Retype the whole listing verbatim and keep the pictures out of it.

━━━━━ Provided records ━━━━━

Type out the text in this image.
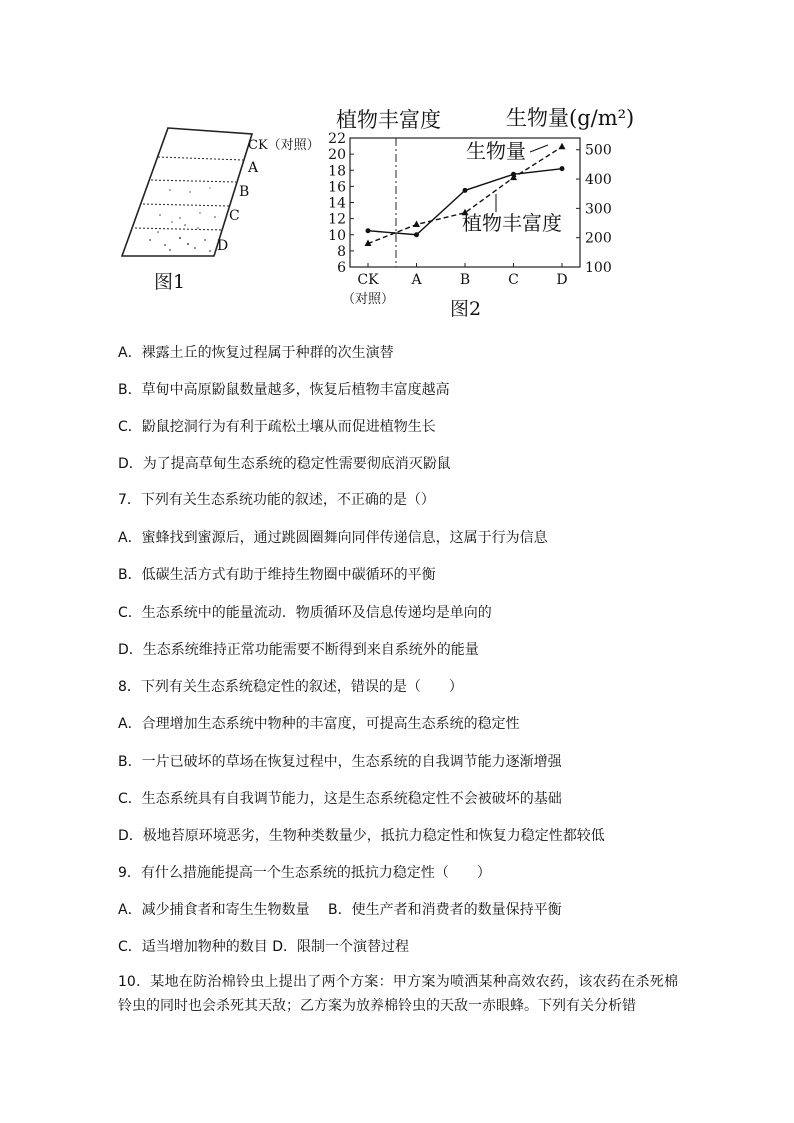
CK（对照）
A
B
C
D
图1
6
8
10
12
14
16
18
20
22
100
200
300
400
500
CK A	B	C	D
（对照）
植物丰富度	生物量(g/m²)
生物量
植物丰富度
图2
A．裸露土丘的恢复过程属于种群的次生演替
B．草甸中高原鼢鼠数量越多，恢复后植物丰富度越高
C．鼢鼠挖洞行为有利于疏松土壤从而促进植物生长
D．为了提高草甸生态系统的稳定性需要彻底消灭鼢鼠
7．下列有关生态系统功能的叙述，不正确的是（）
A．蜜蜂找到蜜源后，通过跳圆圈舞向同伴传递信息，这属于行为信息
B．低碳生活方式有助于维持生物圈中碳循环的平衡
C．生态系统中的能量流动．物质循环及信息传递均是单向的
D．生态系统维持正常功能需要不断得到来自系统外的能量
8．下列有关生态系统稳定性的叙述，错误的是（　　）
A．合理增加生态系统中物种的丰富度，可提高生态系统的稳定性
B．一片已破坏的草场在恢复过程中，生态系统的自我调节能力逐渐增强
C．生态系统具有自我调节能力，这是生态系统稳定性不会被破坏的基础
D．极地苔原环境恶劣，生物种类数量少，抵抗力稳定性和恢复力稳定性都较低
9．有什么措施能提高一个生态系统的抵抗力稳定性（　　）
A．减少捕食者和寄生生物数量　 B．使生产者和消费者的数量保持平衡
C．适当增加物种的数目 D．限制一个演替过程
10．某地在防治棉铃虫上提出了两个方案：甲方案为喷洒某种高效农药，该农药在杀死棉铃虫的同时也会杀死其天敌；乙方案为放养棉铃虫的天敌一赤眼蜂。下列有关分析错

━━━━━

▶ [Full answer]:
Type out the text in this image.
CK（对照）
A
B
C
D
图1
6
8
10
12
14
16
18
20
22
100
200
300
400
500
CK A	B	C	D
（对照）
植物丰富度	生物量(g/m²)
生物量
植物丰富度
图2
A．裸露土丘的恢复过程属于种群的次生演替
B．草甸中高原鼢鼠数量越多，恢复后植物丰富度越高
C．鼢鼠挖洞行为有利于疏松土壤从而促进植物生长
D．为了提高草甸生态系统的稳定性需要彻底消灭鼢鼠
7．下列有关生态系统功能的叙述，不正确的是（）
A．蜜蜂找到蜜源后，通过跳圆圈舞向同伴传递信息，这属于行为信息
B．低碳生活方式有助于维持生物圈中碳循环的平衡
C．生态系统中的能量流动．物质循环及信息传递均是单向的
D．生态系统维持正常功能需要不断得到来自系统外的能量
8．下列有关生态系统稳定性的叙述，错误的是（　　）
A．合理增加生态系统中物种的丰富度，可提高生态系统的稳定性
B．一片已破坏的草场在恢复过程中，生态系统的自我调节能力逐渐增强
C．生态系统具有自我调节能力，这是生态系统稳定性不会被破坏的基础
D．极地苔原环境恶劣，生物种类数量少，抵抗力稳定性和恢复力稳定性都较低
9．有什么措施能提高一个生态系统的抵抗力稳定性（　　）
A．减少捕食者和寄生生物数量　 B．使生产者和消费者的数量保持平衡
C．适当增加物种的数目 D．限制一个演替过程
10．某地在防治棉铃虫上提出了两个方案：甲方案为喷洒某种高效农药，该农药在杀死棉铃虫的同时也会杀死其天敌；乙方案为放养棉铃虫的天敌一赤眼蜂。下列有关分析错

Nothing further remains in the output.